### [TASK INSTRUCTIONS]
Show every line below where "PELVIC" can be found.

### [SOURCE MATERIAL]
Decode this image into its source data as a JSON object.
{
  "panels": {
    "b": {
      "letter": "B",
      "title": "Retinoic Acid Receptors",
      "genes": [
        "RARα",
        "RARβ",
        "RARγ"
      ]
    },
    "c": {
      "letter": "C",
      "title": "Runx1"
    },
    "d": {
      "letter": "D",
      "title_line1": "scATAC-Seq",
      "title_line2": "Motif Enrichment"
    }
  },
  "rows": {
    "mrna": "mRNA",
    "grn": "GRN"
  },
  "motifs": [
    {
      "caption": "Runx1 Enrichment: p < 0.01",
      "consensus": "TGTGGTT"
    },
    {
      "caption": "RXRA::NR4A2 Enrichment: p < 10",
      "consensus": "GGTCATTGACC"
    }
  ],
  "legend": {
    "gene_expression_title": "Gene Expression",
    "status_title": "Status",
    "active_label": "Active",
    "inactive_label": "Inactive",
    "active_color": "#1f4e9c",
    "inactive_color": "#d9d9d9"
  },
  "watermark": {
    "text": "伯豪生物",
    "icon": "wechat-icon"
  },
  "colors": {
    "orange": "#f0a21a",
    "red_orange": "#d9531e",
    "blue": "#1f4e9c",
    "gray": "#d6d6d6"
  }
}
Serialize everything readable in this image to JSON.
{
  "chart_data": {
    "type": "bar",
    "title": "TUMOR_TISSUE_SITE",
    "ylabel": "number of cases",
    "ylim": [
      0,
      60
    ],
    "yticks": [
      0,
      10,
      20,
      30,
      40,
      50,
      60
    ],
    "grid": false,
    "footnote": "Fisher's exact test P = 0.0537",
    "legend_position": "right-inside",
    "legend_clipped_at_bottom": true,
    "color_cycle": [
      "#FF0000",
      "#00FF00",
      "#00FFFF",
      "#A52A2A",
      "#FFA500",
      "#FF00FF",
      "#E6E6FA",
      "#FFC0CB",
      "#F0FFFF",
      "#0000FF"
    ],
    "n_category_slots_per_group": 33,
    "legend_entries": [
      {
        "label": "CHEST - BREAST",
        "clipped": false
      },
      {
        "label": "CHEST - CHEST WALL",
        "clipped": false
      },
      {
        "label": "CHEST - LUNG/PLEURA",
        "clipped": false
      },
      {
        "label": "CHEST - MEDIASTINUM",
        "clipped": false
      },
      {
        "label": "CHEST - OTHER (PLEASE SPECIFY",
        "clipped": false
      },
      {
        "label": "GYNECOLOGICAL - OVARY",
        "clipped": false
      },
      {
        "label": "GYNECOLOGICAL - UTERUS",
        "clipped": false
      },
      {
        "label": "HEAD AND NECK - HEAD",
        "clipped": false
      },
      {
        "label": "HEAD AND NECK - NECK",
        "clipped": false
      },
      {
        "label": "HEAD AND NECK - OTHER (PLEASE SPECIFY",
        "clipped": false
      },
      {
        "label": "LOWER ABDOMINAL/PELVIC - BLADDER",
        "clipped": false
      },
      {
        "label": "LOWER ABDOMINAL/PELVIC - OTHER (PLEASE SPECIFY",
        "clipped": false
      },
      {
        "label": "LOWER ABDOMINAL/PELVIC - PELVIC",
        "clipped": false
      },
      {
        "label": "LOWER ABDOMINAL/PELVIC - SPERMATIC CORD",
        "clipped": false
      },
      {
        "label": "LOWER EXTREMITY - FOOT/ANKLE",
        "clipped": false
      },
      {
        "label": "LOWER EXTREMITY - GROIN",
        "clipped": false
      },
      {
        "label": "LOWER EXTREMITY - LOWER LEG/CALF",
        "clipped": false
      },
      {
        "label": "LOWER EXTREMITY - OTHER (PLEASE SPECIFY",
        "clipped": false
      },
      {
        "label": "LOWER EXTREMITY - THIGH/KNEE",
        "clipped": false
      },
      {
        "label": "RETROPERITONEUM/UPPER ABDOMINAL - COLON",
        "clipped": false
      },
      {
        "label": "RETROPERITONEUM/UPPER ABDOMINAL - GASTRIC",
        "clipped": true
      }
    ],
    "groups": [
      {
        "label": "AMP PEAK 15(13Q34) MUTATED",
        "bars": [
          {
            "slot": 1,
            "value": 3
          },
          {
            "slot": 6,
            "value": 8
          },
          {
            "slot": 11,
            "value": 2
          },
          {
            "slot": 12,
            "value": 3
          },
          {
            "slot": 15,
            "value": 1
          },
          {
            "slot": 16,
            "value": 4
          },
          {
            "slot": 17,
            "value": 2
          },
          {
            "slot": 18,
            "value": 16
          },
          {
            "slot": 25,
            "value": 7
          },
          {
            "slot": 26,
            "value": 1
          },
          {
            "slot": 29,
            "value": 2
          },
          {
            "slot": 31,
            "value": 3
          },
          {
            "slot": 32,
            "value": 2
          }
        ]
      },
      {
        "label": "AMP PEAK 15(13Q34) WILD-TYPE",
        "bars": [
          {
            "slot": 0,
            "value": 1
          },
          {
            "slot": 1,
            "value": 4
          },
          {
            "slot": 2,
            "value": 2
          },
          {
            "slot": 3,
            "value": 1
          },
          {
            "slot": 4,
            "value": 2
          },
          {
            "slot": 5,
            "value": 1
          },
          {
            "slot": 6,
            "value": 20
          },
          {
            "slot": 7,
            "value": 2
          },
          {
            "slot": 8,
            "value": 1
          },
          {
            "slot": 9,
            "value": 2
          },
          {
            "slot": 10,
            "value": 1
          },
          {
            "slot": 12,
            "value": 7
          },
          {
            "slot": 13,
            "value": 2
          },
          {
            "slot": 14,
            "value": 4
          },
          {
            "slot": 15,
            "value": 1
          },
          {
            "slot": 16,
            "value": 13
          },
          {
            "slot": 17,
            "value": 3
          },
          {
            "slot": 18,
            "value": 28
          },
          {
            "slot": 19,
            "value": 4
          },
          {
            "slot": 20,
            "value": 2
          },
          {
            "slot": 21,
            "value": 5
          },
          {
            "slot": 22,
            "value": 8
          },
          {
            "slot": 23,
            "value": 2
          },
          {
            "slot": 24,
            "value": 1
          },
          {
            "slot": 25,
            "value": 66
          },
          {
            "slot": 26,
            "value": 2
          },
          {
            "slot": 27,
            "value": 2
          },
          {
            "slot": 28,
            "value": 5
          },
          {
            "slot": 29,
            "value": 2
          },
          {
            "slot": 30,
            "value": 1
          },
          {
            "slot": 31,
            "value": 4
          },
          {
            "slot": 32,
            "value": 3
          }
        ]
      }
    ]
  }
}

### [EXERCISE RESPONSE]
        "label": "LOWER ABDOMINAL/PELVIC - BLADDER",
        "label": "LOWER ABDOMINAL/PELVIC - OTHER (PLEASE SPECIFY",
        "label": "LOWER ABDOMINAL/PELVIC - PELVIC",
        "label": "LOWER ABDOMINAL/PELVIC - SPERMATIC CORD",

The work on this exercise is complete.